### Aim of the task
Find the word "Microsoft" in the material below and gather every line that contains it.

### Extracted records

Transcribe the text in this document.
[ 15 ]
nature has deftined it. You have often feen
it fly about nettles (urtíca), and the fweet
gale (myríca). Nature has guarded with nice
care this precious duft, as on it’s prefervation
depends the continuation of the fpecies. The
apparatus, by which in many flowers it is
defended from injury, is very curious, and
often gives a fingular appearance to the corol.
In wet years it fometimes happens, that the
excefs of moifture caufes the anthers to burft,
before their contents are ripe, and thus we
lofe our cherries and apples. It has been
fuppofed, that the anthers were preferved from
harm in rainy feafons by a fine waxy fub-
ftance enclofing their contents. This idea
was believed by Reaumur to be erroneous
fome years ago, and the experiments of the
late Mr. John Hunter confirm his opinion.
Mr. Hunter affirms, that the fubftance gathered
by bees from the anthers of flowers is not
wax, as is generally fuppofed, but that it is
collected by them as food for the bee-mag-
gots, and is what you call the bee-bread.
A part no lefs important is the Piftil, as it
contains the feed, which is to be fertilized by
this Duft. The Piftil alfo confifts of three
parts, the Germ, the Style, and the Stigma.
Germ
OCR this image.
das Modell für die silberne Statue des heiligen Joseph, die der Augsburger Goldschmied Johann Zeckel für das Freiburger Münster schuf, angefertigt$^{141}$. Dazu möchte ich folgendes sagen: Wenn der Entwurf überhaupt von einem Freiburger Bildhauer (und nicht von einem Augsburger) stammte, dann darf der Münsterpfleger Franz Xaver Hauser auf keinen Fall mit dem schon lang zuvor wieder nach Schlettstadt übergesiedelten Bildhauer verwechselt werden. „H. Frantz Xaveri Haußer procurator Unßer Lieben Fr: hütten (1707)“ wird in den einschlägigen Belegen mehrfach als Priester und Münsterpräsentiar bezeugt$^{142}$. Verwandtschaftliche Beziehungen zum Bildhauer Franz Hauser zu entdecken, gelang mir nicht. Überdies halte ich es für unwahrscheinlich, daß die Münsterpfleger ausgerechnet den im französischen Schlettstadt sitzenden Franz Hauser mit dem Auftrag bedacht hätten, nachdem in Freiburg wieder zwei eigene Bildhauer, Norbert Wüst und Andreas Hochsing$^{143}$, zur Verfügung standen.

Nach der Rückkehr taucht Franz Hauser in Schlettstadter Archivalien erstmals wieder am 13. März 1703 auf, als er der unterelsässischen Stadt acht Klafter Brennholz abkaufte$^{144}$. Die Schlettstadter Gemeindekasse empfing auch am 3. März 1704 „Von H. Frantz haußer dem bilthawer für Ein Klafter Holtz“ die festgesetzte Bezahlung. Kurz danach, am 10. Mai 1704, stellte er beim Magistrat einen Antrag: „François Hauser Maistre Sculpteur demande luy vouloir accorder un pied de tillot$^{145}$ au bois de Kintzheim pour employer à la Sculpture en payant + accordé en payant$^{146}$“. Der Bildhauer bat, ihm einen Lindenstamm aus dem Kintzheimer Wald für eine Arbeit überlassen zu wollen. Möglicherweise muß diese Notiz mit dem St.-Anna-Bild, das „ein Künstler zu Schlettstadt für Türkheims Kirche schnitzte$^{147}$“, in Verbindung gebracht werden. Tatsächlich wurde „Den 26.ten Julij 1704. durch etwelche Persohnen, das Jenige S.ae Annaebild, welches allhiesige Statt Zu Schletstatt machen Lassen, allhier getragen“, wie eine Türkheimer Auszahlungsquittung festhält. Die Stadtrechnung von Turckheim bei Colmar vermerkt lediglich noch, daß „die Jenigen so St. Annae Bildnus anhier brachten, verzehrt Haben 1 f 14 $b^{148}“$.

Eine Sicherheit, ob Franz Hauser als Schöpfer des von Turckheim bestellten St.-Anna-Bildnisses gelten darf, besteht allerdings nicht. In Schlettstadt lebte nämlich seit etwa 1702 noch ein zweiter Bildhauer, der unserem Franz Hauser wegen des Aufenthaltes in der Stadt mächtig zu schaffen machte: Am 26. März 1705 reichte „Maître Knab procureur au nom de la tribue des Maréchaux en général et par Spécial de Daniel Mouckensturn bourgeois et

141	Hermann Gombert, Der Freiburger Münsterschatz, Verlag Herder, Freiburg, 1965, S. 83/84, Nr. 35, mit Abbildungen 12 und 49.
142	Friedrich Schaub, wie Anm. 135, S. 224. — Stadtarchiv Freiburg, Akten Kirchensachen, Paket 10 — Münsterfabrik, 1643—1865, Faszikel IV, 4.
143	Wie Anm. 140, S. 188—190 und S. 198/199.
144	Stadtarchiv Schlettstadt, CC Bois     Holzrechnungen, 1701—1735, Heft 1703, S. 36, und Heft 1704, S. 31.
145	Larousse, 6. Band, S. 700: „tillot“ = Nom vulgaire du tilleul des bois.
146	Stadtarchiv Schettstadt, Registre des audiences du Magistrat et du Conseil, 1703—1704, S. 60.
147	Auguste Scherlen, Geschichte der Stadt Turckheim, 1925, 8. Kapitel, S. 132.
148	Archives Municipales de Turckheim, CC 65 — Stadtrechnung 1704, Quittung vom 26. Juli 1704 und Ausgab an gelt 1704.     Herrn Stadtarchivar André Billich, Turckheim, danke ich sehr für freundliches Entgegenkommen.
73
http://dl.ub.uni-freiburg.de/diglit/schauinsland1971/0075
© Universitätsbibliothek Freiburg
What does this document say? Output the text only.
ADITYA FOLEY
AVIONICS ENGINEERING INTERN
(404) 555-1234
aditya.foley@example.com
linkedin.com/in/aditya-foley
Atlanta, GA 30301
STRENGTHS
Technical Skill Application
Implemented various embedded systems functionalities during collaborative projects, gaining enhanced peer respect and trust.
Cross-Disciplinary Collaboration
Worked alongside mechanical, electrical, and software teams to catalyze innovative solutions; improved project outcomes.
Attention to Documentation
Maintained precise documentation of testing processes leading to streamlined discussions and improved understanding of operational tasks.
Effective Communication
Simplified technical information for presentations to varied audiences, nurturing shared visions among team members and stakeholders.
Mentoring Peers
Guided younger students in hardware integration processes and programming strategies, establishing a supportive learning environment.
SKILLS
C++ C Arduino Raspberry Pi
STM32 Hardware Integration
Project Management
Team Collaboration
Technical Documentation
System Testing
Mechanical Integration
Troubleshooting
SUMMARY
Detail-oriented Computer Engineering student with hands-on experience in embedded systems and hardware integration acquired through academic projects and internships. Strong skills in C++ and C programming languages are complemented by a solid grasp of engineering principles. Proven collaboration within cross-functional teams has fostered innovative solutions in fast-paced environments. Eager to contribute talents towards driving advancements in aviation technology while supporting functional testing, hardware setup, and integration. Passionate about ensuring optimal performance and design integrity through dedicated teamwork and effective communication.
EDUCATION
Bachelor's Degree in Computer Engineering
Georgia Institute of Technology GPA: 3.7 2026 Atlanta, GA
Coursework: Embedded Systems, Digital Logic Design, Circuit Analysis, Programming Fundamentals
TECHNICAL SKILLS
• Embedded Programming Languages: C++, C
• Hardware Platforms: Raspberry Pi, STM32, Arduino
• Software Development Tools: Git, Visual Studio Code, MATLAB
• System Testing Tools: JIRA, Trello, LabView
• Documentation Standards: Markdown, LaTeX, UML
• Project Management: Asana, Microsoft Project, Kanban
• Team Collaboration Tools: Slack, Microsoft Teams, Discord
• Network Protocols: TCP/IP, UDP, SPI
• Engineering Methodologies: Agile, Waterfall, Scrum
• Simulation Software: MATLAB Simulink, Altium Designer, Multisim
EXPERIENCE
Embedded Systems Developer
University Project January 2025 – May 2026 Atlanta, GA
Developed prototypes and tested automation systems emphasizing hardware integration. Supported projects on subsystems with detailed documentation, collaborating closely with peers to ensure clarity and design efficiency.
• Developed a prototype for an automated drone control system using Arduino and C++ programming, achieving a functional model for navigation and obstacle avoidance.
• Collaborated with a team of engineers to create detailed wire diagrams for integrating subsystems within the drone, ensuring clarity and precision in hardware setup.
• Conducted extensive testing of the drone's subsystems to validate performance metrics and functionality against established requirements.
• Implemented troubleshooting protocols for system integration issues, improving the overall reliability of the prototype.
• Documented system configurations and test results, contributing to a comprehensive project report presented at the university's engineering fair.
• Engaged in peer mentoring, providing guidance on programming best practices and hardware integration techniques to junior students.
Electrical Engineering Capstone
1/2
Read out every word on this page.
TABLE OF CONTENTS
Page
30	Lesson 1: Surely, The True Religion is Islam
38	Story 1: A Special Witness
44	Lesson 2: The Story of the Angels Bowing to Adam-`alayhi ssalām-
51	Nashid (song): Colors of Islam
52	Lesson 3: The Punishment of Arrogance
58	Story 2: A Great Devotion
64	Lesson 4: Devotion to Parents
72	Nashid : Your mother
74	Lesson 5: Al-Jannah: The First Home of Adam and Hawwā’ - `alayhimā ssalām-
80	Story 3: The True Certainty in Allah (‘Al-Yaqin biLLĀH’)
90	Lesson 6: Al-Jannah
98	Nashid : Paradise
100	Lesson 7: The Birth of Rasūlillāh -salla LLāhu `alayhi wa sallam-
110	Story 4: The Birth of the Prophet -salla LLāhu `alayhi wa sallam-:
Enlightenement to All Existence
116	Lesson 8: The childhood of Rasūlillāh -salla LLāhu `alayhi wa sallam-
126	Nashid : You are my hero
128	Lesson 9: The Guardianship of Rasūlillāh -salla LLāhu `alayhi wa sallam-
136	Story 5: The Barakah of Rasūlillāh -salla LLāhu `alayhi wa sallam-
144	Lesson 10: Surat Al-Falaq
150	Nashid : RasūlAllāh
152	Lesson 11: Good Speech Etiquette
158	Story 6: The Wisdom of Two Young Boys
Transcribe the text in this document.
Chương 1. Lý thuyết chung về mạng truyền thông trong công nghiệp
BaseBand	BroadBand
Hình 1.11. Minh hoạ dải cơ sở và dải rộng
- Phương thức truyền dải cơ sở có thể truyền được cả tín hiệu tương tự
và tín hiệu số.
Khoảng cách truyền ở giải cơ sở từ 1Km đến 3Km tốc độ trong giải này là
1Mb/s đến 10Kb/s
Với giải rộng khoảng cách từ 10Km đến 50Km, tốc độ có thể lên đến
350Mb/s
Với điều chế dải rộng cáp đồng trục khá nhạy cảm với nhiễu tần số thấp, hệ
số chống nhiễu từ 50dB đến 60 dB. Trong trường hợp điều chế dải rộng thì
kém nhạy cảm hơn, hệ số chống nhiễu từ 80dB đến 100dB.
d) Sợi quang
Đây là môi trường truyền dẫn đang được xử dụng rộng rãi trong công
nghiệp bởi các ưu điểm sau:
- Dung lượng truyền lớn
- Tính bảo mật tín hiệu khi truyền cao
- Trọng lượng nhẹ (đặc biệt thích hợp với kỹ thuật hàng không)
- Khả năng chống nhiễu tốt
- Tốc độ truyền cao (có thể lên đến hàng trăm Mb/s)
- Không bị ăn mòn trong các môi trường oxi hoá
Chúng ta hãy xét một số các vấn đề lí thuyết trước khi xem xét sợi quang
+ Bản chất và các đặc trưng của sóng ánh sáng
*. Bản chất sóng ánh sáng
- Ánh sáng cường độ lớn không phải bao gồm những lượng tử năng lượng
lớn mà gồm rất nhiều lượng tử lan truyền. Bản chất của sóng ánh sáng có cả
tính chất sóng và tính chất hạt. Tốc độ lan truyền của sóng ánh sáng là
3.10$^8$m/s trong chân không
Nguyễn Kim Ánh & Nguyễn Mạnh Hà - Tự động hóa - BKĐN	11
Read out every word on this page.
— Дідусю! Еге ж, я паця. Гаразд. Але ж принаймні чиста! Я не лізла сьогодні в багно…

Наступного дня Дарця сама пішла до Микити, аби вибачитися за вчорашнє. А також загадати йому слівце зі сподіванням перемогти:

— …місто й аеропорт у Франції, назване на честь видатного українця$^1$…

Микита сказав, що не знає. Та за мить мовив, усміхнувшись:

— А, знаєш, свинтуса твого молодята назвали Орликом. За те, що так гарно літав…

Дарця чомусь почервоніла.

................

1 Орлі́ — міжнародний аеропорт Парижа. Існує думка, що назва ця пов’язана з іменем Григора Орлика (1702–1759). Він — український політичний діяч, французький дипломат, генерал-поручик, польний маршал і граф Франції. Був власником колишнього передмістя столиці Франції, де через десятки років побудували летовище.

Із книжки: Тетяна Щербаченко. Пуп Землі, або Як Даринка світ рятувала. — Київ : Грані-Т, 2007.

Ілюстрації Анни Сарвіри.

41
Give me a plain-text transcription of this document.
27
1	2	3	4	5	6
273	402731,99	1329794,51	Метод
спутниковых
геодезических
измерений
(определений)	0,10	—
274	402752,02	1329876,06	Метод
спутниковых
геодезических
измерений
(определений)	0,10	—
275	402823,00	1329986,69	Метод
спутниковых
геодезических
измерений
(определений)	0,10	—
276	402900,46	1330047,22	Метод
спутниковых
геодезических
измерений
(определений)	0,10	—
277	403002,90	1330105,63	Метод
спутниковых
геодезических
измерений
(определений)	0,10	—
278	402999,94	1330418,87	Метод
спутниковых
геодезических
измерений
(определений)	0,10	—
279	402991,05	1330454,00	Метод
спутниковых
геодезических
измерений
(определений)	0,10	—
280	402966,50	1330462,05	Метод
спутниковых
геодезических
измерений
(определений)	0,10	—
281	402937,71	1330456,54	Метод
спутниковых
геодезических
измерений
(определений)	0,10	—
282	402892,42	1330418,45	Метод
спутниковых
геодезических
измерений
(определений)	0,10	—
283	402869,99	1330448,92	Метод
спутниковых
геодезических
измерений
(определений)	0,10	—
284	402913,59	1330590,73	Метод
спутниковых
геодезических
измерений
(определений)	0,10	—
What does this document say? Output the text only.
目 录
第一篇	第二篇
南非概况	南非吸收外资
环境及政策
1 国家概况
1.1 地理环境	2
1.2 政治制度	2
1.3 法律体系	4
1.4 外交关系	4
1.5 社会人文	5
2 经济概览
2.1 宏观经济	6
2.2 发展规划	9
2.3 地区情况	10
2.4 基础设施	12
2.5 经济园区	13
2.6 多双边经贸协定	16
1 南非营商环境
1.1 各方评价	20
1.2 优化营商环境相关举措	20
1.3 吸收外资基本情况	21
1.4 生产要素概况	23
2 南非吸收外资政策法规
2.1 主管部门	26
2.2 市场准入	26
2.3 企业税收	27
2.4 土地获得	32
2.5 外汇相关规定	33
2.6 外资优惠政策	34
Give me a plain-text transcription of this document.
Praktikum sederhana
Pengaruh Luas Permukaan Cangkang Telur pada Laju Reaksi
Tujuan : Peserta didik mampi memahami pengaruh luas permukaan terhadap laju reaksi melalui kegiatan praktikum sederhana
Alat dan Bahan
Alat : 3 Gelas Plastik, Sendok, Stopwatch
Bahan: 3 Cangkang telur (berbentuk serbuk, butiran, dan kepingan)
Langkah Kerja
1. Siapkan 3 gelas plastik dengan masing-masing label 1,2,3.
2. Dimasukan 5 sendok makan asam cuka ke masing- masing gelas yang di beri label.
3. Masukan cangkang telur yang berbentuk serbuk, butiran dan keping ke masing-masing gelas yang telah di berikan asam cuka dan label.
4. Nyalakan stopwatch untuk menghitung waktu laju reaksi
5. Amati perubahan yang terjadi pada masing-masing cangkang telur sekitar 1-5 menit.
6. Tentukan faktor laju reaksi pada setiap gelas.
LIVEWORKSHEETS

### Expected answer
• Project Management: Asana, Microsoft Project, Kanban
• Team Collaboration Tools: Slack, Microsoft Teams, Discord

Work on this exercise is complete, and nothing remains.